__WORK TO COMPLETE__
Transcribe every line of the records verbatim.

▶

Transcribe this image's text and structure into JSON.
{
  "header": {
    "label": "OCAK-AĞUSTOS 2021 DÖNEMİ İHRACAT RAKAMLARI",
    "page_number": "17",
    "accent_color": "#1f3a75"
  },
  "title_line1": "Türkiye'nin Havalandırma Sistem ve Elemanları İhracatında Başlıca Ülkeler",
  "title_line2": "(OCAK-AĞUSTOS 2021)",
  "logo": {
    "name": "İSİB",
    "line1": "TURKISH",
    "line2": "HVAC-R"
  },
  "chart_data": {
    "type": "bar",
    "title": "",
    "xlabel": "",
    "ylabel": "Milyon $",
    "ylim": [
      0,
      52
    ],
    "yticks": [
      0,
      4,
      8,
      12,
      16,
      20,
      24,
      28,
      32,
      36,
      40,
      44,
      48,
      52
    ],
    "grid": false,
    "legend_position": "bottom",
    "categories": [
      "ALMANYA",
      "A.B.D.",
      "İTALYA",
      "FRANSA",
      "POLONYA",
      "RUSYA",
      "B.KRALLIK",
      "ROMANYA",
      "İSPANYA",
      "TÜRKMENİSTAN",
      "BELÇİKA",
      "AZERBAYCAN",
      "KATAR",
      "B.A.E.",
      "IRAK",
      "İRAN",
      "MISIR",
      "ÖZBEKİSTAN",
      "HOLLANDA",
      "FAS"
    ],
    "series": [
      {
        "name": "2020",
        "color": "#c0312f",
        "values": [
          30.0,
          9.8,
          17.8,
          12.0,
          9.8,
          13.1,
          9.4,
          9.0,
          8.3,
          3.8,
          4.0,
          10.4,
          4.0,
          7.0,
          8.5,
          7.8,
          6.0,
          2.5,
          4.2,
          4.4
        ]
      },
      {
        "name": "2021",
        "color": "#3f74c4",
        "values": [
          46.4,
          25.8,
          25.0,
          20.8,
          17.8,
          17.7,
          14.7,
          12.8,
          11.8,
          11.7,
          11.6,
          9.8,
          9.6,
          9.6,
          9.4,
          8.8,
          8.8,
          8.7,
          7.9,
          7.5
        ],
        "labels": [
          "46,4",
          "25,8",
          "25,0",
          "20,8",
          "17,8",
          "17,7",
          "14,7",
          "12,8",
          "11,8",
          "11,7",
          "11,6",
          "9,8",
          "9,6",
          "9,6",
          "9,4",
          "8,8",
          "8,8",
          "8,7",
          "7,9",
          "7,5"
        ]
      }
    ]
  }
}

◀

__RESPONSE__
Transcribe this image's text and structure into JSON.
{
  "header": {
    "label": "OCAK-AĞUSTOS 2021 DÖNEMİ İHRACAT RAKAMLARI",
    "page_number": "17",
    "accent_color": "#1f3a75"
  },
  "title_line1": "Türkiye'nin Havalandırma Sistem ve Elemanları İhracatında Başlıca Ülkeler",
  "title_line2": "(OCAK-AĞUSTOS 2021)",
  "logo": {
    "name": "İSİB",
    "line1": "TURKISH",
    "line2": "HVAC-R"
  },
  "chart_data": {
    "type": "bar",
    "title": "",
    "xlabel": "",
    "ylabel": "Milyon $",
    "ylim": [
      0,
      52
    ],
    "yticks": [
      0,
      4,
      8,
      12,
      16,
      20,
      24,
      28,
      32,
      36,
      40,
      44,
      48,
      52
    ],
    "grid": false,
    "legend_position": "bottom",
    "categories": [
      "ALMANYA",
      "A.B.D.",
      "İTALYA",
      "FRANSA",
      "POLONYA",
      "RUSYA",
      "B.KRALLIK",
      "ROMANYA",
      "İSPANYA",
      "TÜRKMENİSTAN",
      "BELÇİKA",
      "AZERBAYCAN",
      "KATAR",
      "B.A.E.",
      "IRAK",
      "İRAN",
      "MISIR",
      "ÖZBEKİSTAN",
      "HOLLANDA",
      "FAS"
    ],
    "series": [
      {
        "name": "2020",
        "color": "#c0312f",
        "values": [
          30.0,
          9.8,
          17.8,
          12.0,
          9.8,
          13.1,
          9.4,
          9.0,
          8.3,
          3.8,
          4.0,
          10.4,
          4.0,
          7.0,
          8.5,
          7.8,
          6.0,
          2.5,
          4.2,
          4.4
        ]
      },
      {
        "name": "2021",
        "color": "#3f74c4",
        "values": [
          46.4,
          25.8,
          25.0,
          20.8,
          17.8,
          17.7,
          14.7,
          12.8,
          11.8,
          11.7,
          11.6,
          9.8,
          9.6,
          9.6,
          9.4,
          8.8,
          8.8,
          8.7,
          7.9,
          7.5
        ],
        "labels": [
          "46,4",
          "25,8",
          "25,0",
          "20,8",
          "17,8",
          "17,7",
          "14,7",
          "12,8",
          "11,8",
          "11,7",
          "11,6",
          "9,8",
          "9,6",
          "9,6",
          "9,4",
          "8,8",
          "8,8",
          "8,7",
          "7,9",
          "7,5"
        ]
      }
    ]
  }
}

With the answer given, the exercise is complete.